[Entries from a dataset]
□ □ □

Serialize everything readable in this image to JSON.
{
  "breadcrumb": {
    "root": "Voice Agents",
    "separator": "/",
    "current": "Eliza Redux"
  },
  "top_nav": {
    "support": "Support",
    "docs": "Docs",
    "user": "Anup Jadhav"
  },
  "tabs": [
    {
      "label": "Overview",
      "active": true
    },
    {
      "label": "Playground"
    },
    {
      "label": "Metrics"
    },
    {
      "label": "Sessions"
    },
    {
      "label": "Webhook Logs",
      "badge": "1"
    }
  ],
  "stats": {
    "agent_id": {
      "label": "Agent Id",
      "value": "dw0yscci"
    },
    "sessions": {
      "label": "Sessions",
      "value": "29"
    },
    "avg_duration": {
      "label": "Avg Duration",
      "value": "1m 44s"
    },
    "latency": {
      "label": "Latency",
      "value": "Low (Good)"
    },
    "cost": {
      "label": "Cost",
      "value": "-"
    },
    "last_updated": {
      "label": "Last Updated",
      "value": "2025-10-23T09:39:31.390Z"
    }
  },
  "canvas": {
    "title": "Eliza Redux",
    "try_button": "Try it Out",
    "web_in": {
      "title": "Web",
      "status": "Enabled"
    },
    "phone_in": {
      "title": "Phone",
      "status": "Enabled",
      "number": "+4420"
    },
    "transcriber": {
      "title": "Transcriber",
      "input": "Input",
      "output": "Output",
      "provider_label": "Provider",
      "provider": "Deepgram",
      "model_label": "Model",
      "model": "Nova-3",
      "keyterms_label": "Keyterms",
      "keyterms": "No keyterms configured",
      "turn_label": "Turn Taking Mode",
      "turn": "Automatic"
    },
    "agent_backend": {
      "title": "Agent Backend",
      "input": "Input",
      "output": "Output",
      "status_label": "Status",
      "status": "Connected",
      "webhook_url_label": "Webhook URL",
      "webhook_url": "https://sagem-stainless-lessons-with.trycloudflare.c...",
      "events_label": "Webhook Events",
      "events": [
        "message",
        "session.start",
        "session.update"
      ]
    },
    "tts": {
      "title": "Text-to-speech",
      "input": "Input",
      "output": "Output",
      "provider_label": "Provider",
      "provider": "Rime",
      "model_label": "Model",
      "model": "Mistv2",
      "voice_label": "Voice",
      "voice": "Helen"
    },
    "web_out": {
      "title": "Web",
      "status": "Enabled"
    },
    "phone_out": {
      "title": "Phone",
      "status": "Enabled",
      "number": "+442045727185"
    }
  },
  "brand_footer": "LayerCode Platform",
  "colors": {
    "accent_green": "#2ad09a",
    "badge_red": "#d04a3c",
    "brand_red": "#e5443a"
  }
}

□ □ □

▶ **Job**
Return all of the entries word for word.

▶ **Result**
Serialize everything readable in this image to JSON.
{
  "breadcrumb": {
    "root": "Voice Agents",
    "separator": "/",
    "current": "Eliza Redux"
  },
  "top_nav": {
    "support": "Support",
    "docs": "Docs",
    "user": "Anup Jadhav"
  },
  "tabs": [
    {
      "label": "Overview",
      "active": true
    },
    {
      "label": "Playground"
    },
    {
      "label": "Metrics"
    },
    {
      "label": "Sessions"
    },
    {
      "label": "Webhook Logs",
      "badge": "1"
    }
  ],
  "stats": {
    "agent_id": {
      "label": "Agent Id",
      "value": "dw0yscci"
    },
    "sessions": {
      "label": "Sessions",
      "value": "29"
    },
    "avg_duration": {
      "label": "Avg Duration",
      "value": "1m 44s"
    },
    "latency": {
      "label": "Latency",
      "value": "Low (Good)"
    },
    "cost": {
      "label": "Cost",
      "value": "-"
    },
    "last_updated": {
      "label": "Last Updated",
      "value": "2025-10-23T09:39:31.390Z"
    }
  },
  "canvas": {
    "title": "Eliza Redux",
    "try_button": "Try it Out",
    "web_in": {
      "title": "Web",
      "status": "Enabled"
    },
    "phone_in": {
      "title": "Phone",
      "status": "Enabled",
      "number": "+4420"
    },
    "transcriber": {
      "title": "Transcriber",
      "input": "Input",
      "output": "Output",
      "provider_label": "Provider",
      "provider": "Deepgram",
      "model_label": "Model",
      "model": "Nova-3",
      "keyterms_label": "Keyterms",
      "keyterms": "No keyterms configured",
      "turn_label": "Turn Taking Mode",
      "turn": "Automatic"
    },
    "agent_backend": {
      "title": "Agent Backend",
      "input": "Input",
      "output": "Output",
      "status_label": "Status",
      "status": "Connected",
      "webhook_url_label": "Webhook URL",
      "webhook_url": "https://sagem-stainless-lessons-with.trycloudflare.c...",
      "events_label": "Webhook Events",
      "events": [
        "message",
        "session.start",
        "session.update"
      ]
    },
    "tts": {
      "title": "Text-to-speech",
      "input": "Input",
      "output": "Output",
      "provider_label": "Provider",
      "provider": "Rime",
      "model_label": "Model",
      "model": "Mistv2",
      "voice_label": "Voice",
      "voice": "Helen"
    },
    "web_out": {
      "title": "Web",
      "status": "Enabled"
    },
    "phone_out": {
      "title": "Phone",
      "status": "Enabled",
      "number": "+442045727185"
    }
  },
  "brand_footer": "LayerCode Platform",
  "colors": {
    "accent_green": "#2ad09a",
    "badge_red": "#d04a3c",
    "brand_red": "#e5443a"
  }
}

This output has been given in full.